EXERCISE DETAILS -
Gather from the material every line that contains the string "JSON".

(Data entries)
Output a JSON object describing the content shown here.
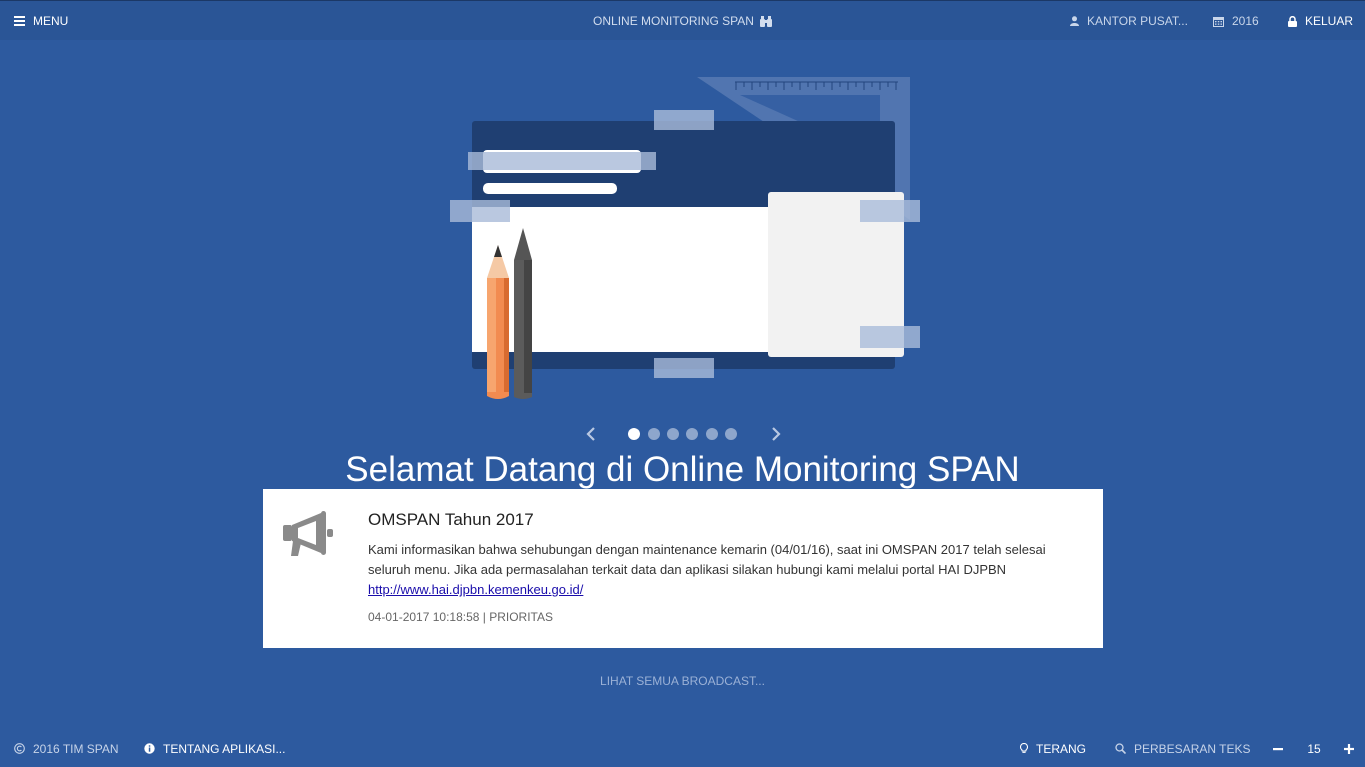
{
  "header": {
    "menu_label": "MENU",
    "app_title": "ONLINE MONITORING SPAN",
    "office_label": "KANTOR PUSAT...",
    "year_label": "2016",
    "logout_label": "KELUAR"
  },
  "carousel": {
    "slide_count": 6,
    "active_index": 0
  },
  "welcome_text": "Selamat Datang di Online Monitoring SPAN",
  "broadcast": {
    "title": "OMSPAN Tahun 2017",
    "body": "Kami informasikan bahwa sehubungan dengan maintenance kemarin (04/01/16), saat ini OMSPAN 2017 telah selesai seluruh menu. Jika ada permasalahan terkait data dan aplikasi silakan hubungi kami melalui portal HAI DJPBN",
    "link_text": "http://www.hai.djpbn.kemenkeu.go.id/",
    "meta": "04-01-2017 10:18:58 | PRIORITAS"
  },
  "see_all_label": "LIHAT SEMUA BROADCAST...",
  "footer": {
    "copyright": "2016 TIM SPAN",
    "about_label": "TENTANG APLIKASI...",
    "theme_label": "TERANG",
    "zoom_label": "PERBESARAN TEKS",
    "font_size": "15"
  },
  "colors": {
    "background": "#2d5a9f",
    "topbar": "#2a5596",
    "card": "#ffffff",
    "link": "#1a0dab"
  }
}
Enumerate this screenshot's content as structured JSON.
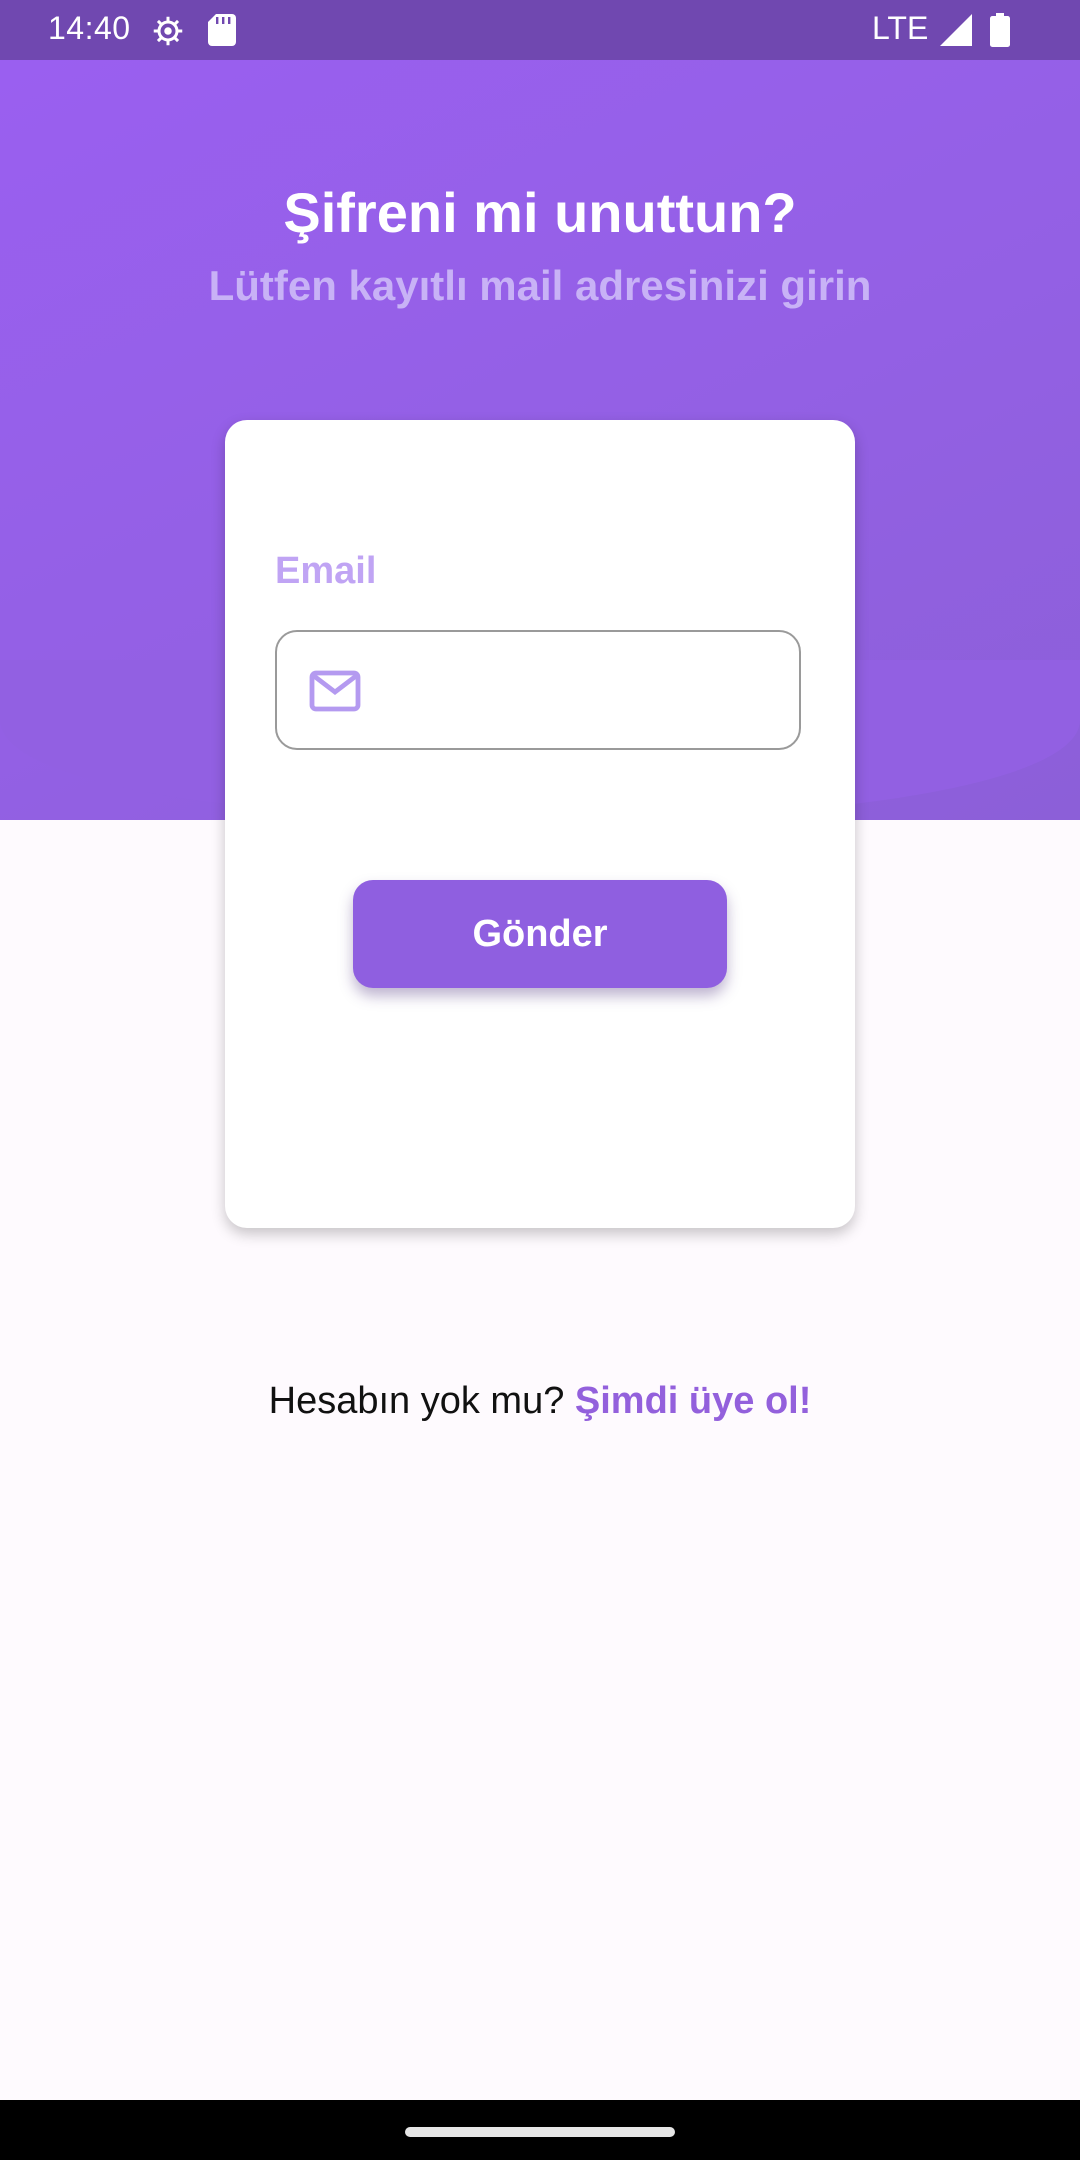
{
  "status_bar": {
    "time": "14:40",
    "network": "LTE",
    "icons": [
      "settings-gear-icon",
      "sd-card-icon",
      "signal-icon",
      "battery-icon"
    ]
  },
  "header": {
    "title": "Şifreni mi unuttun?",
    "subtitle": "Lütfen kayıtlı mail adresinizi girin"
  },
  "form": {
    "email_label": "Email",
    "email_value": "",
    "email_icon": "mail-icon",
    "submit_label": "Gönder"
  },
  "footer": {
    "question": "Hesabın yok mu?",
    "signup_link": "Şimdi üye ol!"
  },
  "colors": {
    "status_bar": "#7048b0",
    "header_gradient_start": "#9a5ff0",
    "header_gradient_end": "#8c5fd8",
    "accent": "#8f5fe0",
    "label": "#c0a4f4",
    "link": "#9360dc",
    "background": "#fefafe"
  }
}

SOLUTION FOR THIS TASK -
Output a JSON object describing the content shown here.
Enumerate this screenshot's content as structured JSON.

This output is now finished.